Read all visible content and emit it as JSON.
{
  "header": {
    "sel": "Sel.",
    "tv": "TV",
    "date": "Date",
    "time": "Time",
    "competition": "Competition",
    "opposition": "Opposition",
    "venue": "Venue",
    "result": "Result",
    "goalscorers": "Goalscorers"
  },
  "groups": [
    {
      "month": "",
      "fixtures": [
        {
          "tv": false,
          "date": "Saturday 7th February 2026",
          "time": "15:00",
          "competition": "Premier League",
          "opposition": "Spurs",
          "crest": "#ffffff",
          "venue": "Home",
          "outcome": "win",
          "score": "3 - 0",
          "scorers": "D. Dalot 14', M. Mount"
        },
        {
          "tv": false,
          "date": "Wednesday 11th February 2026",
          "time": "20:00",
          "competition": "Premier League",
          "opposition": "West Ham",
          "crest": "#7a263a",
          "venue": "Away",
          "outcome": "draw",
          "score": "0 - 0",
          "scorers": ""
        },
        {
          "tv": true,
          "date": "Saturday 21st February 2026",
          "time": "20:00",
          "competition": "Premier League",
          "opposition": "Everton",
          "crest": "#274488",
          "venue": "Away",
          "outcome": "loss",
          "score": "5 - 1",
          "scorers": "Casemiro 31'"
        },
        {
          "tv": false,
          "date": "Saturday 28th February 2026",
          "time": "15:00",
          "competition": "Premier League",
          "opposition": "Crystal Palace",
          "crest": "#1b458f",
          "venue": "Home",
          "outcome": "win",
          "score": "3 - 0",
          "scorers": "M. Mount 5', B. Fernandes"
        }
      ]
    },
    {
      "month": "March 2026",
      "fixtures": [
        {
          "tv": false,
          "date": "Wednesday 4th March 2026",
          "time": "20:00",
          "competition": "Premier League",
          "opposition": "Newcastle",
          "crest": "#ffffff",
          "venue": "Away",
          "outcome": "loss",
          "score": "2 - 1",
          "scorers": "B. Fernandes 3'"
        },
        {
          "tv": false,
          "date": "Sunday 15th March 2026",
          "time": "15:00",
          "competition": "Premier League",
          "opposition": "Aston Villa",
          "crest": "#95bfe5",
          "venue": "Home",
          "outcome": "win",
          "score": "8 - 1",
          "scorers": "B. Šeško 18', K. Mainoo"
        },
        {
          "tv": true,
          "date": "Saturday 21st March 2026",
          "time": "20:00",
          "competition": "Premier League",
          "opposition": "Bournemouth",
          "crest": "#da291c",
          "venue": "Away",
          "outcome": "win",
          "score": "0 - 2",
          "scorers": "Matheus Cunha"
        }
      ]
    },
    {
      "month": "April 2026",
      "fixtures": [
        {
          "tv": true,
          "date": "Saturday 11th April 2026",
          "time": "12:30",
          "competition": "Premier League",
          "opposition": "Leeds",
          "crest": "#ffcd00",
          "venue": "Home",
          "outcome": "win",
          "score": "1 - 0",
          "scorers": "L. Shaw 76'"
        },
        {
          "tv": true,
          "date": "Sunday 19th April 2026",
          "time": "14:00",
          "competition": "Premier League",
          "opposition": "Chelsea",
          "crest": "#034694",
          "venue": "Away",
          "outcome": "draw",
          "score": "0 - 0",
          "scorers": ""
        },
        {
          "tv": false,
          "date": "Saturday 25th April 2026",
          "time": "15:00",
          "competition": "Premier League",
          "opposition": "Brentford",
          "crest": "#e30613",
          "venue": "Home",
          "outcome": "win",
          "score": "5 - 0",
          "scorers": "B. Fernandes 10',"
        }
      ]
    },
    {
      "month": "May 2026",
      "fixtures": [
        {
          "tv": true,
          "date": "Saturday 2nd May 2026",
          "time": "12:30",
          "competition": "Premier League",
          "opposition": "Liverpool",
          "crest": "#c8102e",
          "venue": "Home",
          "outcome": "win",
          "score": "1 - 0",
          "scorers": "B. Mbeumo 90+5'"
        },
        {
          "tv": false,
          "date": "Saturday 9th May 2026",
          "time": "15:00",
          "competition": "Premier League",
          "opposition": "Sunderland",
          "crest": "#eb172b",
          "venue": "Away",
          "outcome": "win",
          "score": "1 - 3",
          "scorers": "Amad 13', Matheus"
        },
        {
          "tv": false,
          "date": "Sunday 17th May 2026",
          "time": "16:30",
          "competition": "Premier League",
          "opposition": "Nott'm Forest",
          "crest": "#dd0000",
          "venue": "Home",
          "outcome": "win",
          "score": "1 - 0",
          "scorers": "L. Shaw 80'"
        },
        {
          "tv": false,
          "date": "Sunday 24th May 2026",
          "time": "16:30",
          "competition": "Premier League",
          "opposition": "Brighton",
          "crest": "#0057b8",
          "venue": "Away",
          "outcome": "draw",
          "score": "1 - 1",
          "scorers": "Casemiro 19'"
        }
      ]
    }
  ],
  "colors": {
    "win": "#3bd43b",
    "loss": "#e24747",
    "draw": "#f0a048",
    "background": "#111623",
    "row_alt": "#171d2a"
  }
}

» **EXERCISE DIRECTIONS**: Locate each line with the word "Mount" and copy it.

» **SOLVED EXERCISE**:
          "scorers": "D. Dalot 14', M. Mount"
          "scorers": "M. Mount 5', B. Fernandes"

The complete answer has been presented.